DOEL » Citeer uit de tekst over mobiliteitshubs letterlijk alles van "In deze bijdrage" tot en met "hub als plaats.".

── TEKSTFRAGMENT ──

Mobiliteitshubs zijn misschien wel anders, maar zeker niet nieuw: overstappunten als stations en P+R-locaties kennen we al jaren. Dat betekent vanzelf dat we ook heel wat ervaring hebben – en die kan nuttig zijn bij het vormgeven van de ‘moderne’ mobiliteitshub. De auteurs Tibor Rongen, Taede Tillema en Jos Arts van de Rijksuniversiteit Groningen doken daarom in het verleden en trokken vijf lessen voor de hub van nu.
Met stations, bushaltes en P+R’s faciliteren we al jaren de ketenverplaatsing. Het Kennisinstituut voor Mobiliteitsbeleid becijferde onlangs dat het aandeel ketenverplaatsingen in Nederland 4 tot 5 procent bedraagt. Je zou dus kunnen stellen dat de historische vormen van hubs slechts beperkt zijn geslaagd – en dat legt druk op de nieuwe hubs.
In deze bijdrage blikken we daarom terug op een kleine vijftig jaar rijksbeleid en trekken we daar onze lessen uit, speciaal voor de hubs van nu. We maken daarbij onderscheid naar de hub als knoop en de hub als plaats.

───
── GEGEVEN INFORMATIE ──

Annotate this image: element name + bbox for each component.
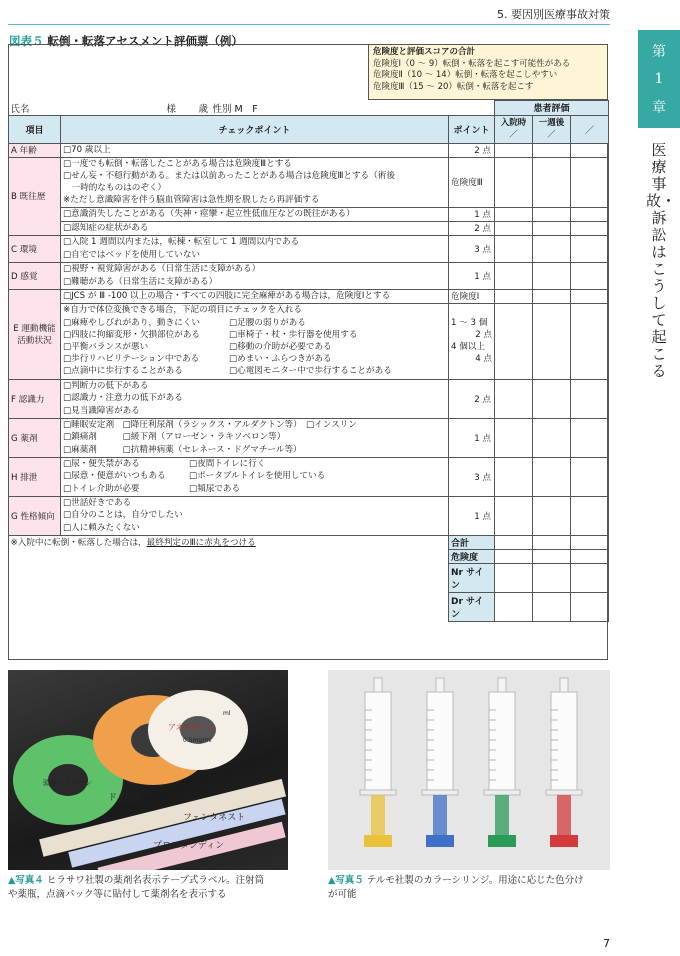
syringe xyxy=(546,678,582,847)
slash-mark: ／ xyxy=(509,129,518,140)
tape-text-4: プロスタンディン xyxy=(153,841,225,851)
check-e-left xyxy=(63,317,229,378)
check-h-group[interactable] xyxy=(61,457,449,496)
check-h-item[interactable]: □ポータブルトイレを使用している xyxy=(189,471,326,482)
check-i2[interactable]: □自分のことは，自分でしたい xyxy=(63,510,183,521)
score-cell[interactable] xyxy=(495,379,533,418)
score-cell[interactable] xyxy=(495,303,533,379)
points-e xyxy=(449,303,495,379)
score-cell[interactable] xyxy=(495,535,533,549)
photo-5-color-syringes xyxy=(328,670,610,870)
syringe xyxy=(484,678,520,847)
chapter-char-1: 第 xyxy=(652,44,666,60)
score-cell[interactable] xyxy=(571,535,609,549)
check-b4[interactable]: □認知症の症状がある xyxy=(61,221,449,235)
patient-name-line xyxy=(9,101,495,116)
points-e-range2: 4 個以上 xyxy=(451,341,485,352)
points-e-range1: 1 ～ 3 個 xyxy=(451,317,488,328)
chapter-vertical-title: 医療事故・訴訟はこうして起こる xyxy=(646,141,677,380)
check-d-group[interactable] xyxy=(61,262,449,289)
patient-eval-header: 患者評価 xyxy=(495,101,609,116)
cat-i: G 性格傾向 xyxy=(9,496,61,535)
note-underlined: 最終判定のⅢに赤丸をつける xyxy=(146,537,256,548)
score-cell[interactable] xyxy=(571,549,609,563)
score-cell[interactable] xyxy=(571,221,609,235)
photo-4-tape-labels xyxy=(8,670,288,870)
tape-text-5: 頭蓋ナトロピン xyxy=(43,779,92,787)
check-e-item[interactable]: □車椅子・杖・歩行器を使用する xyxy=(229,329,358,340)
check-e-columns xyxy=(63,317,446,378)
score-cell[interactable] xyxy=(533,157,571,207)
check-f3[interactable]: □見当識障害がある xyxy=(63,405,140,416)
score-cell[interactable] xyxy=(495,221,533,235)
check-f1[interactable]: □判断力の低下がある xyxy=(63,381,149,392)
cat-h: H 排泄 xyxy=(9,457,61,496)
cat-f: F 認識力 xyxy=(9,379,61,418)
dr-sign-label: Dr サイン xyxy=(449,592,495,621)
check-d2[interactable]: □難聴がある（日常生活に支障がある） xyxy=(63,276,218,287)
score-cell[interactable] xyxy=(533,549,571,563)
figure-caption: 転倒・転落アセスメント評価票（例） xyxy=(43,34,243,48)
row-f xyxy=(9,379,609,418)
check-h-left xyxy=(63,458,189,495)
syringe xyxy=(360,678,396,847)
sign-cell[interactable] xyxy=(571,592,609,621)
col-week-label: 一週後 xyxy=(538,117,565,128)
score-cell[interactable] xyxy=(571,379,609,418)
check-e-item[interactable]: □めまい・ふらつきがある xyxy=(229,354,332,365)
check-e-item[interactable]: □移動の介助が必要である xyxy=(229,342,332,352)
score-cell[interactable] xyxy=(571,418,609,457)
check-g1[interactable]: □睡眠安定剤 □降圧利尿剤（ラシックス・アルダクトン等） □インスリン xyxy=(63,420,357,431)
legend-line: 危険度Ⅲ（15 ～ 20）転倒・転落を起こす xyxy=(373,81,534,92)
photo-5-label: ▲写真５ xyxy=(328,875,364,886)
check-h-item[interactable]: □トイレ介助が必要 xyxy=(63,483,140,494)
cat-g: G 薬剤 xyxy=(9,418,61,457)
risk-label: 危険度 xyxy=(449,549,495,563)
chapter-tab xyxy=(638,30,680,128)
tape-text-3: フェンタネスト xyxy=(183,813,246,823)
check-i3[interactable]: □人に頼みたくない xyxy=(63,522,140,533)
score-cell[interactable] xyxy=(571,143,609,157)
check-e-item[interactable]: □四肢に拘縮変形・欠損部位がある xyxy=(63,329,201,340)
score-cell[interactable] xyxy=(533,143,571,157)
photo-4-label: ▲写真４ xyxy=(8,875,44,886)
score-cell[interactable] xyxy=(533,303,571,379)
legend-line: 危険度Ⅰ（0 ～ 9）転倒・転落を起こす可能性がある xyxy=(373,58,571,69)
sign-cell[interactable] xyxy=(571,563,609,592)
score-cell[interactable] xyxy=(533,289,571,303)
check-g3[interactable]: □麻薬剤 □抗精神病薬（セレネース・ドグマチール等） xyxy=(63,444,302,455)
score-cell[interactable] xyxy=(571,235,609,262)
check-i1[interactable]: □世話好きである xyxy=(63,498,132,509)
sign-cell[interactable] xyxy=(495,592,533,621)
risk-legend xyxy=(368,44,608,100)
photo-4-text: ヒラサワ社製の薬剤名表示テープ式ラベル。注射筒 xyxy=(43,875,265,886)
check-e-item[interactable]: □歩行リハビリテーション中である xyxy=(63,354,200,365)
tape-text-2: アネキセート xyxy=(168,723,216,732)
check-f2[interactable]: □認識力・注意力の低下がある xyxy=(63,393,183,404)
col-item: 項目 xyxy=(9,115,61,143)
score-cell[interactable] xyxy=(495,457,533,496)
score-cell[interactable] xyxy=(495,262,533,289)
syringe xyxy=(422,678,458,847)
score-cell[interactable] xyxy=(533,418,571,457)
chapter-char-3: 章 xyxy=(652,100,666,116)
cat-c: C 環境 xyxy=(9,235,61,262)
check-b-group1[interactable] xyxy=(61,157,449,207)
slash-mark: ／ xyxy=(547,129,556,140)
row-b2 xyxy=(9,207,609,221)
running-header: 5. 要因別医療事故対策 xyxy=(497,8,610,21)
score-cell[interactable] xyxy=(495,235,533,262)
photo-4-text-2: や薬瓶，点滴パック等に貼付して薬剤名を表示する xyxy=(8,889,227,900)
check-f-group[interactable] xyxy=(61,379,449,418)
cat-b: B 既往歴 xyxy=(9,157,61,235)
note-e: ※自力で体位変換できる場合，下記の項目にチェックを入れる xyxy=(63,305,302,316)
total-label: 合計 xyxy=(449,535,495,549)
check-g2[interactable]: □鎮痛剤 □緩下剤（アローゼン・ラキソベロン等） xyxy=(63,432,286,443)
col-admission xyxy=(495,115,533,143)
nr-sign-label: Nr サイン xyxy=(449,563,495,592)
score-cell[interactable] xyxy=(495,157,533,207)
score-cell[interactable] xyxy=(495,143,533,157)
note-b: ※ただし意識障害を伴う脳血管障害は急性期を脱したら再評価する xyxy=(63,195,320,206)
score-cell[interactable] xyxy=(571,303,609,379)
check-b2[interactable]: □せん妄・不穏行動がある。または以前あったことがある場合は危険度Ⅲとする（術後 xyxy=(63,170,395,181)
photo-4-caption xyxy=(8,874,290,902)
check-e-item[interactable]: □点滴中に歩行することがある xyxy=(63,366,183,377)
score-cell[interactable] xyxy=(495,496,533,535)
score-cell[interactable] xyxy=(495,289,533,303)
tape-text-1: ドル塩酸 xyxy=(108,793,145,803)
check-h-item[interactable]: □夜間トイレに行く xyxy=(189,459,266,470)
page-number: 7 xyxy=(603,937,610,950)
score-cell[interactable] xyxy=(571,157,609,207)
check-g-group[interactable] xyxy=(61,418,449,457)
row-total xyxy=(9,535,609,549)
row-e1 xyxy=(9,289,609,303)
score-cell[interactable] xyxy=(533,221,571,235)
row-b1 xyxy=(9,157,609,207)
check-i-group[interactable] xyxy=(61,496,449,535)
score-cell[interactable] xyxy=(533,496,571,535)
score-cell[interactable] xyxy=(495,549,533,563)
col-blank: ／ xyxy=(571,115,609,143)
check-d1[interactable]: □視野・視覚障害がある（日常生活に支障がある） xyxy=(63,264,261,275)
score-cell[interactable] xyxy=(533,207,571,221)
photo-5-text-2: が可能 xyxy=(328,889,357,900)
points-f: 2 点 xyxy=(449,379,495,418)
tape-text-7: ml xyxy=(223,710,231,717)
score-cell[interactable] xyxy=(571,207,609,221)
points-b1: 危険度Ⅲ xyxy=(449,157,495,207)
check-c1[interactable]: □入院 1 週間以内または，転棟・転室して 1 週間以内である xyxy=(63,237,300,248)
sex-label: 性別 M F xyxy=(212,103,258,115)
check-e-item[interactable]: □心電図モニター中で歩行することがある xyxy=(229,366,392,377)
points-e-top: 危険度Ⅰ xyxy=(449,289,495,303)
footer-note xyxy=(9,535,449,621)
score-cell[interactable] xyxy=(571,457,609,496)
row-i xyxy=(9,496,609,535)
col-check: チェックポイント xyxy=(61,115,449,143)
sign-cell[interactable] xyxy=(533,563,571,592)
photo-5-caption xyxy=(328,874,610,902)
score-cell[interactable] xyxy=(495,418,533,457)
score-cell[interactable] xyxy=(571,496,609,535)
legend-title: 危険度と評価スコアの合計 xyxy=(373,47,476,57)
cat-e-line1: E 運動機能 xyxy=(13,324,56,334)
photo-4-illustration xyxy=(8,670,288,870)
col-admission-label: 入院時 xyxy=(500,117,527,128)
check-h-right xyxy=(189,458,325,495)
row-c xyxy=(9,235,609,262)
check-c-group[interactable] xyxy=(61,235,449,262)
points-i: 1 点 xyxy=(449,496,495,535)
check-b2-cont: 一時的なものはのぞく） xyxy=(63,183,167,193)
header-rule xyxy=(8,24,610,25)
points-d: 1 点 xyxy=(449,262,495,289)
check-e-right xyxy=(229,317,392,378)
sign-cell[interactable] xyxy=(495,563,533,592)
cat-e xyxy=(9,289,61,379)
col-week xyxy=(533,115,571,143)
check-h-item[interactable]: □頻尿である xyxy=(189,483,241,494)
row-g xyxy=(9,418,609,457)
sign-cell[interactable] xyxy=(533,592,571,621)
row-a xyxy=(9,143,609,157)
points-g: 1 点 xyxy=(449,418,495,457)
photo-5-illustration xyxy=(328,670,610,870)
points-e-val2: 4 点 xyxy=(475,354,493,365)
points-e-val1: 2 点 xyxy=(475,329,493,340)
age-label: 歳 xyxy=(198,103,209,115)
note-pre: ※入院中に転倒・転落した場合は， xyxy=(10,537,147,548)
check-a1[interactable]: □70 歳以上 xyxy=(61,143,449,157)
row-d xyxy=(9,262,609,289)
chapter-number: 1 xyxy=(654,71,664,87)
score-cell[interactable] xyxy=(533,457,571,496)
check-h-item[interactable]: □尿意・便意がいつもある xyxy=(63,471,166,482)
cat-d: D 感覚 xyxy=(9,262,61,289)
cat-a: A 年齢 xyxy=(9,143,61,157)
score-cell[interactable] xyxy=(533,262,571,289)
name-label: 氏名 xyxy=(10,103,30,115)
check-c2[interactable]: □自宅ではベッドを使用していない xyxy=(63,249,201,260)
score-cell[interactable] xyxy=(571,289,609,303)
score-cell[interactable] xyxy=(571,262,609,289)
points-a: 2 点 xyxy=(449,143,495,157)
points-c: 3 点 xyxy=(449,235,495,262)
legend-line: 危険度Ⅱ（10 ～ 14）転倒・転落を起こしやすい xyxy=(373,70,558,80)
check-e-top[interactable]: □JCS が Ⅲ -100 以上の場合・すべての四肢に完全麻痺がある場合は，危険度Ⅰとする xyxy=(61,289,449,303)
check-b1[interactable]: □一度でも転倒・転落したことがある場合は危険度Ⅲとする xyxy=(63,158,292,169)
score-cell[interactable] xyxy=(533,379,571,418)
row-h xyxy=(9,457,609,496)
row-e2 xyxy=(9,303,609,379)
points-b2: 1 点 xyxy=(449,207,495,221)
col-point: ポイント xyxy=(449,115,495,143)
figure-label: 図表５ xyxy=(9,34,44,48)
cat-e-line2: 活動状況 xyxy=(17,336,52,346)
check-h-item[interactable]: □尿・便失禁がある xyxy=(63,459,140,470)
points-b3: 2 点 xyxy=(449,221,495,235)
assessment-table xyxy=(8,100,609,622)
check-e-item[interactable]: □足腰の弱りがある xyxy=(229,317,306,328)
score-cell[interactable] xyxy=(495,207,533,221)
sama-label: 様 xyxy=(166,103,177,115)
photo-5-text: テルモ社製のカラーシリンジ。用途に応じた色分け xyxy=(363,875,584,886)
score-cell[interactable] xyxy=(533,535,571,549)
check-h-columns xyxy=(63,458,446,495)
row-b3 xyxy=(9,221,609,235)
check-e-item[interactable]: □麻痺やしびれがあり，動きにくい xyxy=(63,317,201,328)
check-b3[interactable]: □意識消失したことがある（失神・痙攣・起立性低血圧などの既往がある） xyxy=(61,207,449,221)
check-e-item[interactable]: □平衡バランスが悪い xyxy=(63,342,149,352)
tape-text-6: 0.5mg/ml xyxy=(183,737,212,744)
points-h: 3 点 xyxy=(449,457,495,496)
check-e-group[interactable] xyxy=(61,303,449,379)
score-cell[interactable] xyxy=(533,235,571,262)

───

HET ANTWOORD »
In deze bijdrage blikken we daarom terug op een kleine vijftig jaar rijksbeleid en trekken we daar onze lessen uit, speciaal voor de hubs van nu. We maken daarbij onderscheid naar de hub als knoop en de hub als plaats.